* **Data extract**:
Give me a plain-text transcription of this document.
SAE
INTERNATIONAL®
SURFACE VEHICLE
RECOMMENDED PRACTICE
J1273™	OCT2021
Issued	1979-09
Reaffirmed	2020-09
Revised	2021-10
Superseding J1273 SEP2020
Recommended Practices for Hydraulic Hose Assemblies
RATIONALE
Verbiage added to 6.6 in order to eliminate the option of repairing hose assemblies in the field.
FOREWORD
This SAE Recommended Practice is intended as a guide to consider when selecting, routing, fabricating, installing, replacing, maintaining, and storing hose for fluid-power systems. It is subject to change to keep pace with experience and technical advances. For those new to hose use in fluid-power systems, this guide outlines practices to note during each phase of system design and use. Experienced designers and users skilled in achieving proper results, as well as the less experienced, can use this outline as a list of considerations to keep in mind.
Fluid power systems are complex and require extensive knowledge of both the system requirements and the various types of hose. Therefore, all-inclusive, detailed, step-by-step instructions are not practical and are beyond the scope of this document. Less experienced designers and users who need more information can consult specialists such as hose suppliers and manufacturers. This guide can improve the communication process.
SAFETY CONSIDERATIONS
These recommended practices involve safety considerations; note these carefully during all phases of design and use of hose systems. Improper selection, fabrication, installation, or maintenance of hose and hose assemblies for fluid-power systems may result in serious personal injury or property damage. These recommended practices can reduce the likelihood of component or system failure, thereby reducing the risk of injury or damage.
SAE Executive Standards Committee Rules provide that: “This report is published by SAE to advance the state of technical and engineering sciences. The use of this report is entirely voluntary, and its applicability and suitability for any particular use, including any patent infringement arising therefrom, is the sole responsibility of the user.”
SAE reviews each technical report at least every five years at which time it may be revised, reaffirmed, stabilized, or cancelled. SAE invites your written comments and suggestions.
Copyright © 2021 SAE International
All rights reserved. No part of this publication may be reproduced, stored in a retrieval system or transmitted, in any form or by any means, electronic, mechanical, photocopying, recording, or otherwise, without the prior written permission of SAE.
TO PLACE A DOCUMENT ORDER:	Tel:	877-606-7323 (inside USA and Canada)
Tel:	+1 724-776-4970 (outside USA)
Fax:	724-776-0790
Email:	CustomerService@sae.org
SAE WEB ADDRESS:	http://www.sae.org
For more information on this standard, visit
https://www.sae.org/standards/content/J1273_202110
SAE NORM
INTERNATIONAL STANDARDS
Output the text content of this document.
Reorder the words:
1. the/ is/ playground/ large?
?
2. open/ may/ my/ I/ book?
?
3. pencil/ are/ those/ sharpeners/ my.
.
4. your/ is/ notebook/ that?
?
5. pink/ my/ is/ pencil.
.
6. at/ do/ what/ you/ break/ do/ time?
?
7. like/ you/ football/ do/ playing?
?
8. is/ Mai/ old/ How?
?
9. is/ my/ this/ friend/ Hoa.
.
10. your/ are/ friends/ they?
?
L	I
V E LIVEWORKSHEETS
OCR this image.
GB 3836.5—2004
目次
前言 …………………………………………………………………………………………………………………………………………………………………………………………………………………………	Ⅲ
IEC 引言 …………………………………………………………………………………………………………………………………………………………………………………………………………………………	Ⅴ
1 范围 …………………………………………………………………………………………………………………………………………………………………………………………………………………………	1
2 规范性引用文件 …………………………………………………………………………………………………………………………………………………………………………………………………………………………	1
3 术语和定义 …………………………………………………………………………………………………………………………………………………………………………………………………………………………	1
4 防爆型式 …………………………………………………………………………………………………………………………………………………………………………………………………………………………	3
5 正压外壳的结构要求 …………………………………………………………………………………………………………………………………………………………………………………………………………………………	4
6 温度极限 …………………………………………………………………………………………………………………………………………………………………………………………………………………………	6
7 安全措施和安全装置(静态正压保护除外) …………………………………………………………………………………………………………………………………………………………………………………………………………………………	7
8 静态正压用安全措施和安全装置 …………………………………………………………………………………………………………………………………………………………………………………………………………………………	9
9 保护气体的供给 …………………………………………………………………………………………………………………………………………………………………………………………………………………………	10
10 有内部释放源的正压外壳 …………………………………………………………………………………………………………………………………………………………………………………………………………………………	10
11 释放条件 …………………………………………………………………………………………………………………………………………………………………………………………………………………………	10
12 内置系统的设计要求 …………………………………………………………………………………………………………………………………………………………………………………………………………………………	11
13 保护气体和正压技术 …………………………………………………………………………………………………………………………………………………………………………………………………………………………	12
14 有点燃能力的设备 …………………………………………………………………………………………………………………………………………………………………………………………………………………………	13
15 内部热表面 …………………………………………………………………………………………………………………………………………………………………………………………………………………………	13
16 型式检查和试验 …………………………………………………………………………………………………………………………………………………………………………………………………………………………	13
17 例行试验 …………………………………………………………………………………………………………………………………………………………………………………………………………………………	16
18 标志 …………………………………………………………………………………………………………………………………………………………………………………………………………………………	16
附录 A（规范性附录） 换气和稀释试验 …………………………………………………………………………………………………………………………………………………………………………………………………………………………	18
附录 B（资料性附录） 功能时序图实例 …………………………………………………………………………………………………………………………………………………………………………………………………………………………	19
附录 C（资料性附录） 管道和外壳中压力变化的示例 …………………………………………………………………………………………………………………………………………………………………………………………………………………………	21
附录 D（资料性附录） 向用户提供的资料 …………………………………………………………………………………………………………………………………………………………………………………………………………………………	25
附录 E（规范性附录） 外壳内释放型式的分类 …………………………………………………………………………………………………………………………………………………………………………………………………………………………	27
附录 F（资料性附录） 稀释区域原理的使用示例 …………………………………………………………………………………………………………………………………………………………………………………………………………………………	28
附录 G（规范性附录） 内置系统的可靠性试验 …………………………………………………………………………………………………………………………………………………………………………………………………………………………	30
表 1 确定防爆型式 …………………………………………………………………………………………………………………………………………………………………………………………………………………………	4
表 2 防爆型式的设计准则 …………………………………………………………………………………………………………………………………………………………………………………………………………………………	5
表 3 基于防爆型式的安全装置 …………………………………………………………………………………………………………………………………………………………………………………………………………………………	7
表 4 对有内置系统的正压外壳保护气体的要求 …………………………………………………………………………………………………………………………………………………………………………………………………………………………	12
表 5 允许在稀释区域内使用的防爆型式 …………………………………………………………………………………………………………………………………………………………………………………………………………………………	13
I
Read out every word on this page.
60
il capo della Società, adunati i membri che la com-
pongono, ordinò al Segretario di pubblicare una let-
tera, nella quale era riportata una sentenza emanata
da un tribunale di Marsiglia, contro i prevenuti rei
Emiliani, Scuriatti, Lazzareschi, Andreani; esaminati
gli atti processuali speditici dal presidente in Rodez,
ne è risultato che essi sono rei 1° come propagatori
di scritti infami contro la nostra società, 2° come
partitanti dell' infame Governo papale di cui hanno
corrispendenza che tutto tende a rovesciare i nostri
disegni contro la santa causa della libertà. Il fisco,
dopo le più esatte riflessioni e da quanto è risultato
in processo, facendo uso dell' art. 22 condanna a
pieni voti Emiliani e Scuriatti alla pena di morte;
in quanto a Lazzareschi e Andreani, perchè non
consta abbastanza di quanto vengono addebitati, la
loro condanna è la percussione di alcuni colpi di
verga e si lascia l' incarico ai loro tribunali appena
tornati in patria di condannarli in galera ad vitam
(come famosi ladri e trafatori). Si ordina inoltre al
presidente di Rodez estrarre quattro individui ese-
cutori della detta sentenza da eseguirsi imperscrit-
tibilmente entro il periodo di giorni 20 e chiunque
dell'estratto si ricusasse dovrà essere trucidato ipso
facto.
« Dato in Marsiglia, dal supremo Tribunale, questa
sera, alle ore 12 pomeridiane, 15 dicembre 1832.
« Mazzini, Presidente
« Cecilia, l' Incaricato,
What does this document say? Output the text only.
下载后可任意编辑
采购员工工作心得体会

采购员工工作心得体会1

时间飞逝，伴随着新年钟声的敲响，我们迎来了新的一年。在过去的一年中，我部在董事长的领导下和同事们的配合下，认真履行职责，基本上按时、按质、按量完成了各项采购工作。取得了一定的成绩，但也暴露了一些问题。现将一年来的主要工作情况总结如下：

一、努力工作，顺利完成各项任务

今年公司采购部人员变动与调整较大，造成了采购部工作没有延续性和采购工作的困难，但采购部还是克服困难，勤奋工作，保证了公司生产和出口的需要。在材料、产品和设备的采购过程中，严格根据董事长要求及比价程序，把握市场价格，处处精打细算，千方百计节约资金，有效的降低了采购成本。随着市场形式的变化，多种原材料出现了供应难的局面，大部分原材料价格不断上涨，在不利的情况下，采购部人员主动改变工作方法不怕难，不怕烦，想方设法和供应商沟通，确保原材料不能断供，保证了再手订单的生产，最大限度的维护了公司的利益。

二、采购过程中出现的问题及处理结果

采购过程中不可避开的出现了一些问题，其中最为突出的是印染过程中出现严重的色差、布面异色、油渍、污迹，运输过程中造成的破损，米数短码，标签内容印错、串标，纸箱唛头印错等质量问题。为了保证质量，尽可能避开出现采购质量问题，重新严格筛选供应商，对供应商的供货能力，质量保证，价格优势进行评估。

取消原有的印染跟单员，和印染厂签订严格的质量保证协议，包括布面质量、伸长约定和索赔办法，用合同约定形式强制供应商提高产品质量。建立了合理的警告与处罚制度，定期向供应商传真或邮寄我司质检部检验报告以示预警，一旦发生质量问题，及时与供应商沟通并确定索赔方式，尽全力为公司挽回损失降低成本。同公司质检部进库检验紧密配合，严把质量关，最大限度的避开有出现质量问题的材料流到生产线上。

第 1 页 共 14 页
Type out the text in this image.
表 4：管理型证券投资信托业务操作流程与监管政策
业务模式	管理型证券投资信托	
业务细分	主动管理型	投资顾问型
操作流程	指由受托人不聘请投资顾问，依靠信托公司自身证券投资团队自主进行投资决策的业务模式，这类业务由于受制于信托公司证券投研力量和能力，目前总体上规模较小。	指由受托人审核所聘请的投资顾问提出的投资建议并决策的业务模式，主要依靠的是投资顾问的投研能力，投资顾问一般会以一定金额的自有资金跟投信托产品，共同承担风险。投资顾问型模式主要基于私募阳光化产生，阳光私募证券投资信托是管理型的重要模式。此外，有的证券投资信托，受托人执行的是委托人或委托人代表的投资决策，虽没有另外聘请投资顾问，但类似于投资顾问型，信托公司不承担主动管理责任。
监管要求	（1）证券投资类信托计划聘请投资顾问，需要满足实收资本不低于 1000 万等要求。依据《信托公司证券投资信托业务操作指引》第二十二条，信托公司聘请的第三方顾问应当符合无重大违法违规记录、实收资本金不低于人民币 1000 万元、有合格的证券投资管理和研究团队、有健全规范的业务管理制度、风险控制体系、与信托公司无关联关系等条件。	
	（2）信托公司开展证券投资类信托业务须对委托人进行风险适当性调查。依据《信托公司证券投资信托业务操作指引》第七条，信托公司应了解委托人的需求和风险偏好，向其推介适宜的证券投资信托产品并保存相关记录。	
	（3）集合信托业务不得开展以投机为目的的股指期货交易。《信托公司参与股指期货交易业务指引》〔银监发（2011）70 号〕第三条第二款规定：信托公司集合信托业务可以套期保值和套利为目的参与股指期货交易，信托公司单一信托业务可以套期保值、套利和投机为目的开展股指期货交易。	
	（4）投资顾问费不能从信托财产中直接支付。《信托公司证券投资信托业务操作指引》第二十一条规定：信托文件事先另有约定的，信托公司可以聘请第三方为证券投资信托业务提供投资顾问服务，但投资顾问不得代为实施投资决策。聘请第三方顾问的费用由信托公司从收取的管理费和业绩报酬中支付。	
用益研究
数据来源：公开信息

* **Goal**: Look above for the line containing "Type out the text in this image.", then transcribe it and all lines after it through the last, exactly and with nothing else.

* **Task output**:
Type out the text in this image.
表 4：管理型证券投资信托业务操作流程与监管政策
业务模式	管理型证券投资信托	
业务细分	主动管理型	投资顾问型
操作流程	指由受托人不聘请投资顾问，依靠信托公司自身证券投资团队自主进行投资决策的业务模式，这类业务由于受制于信托公司证券投研力量和能力，目前总体上规模较小。	指由受托人审核所聘请的投资顾问提出的投资建议并决策的业务模式，主要依靠的是投资顾问的投研能力，投资顾问一般会以一定金额的自有资金跟投信托产品，共同承担风险。投资顾问型模式主要基于私募阳光化产生，阳光私募证券投资信托是管理型的重要模式。此外，有的证券投资信托，受托人执行的是委托人或委托人代表的投资决策，虽没有另外聘请投资顾问，但类似于投资顾问型，信托公司不承担主动管理责任。
监管要求	（1）证券投资类信托计划聘请投资顾问，需要满足实收资本不低于 1000 万等要求。依据《信托公司证券投资信托业务操作指引》第二十二条，信托公司聘请的第三方顾问应当符合无重大违法违规记录、实收资本金不低于人民币 1000 万元、有合格的证券投资管理和研究团队、有健全规范的业务管理制度、风险控制体系、与信托公司无关联关系等条件。	
	（2）信托公司开展证券投资类信托业务须对委托人进行风险适当性调查。依据《信托公司证券投资信托业务操作指引》第七条，信托公司应了解委托人的需求和风险偏好，向其推介适宜的证券投资信托产品并保存相关记录。	
	（3）集合信托业务不得开展以投机为目的的股指期货交易。《信托公司参与股指期货交易业务指引》〔银监发（2011）70 号〕第三条第二款规定：信托公司集合信托业务可以套期保值和套利为目的参与股指期货交易，信托公司单一信托业务可以套期保值、套利和投机为目的开展股指期货交易。	
	（4）投资顾问费不能从信托财产中直接支付。《信托公司证券投资信托业务操作指引》第二十一条规定：信托文件事先另有约定的，信托公司可以聘请第三方为证券投资信托业务提供投资顾问服务，但投资顾问不得代为实施投资决策。聘请第三方顾问的费用由信托公司从收取的管理费和业绩报酬中支付。	
用益研究
数据来源：公开信息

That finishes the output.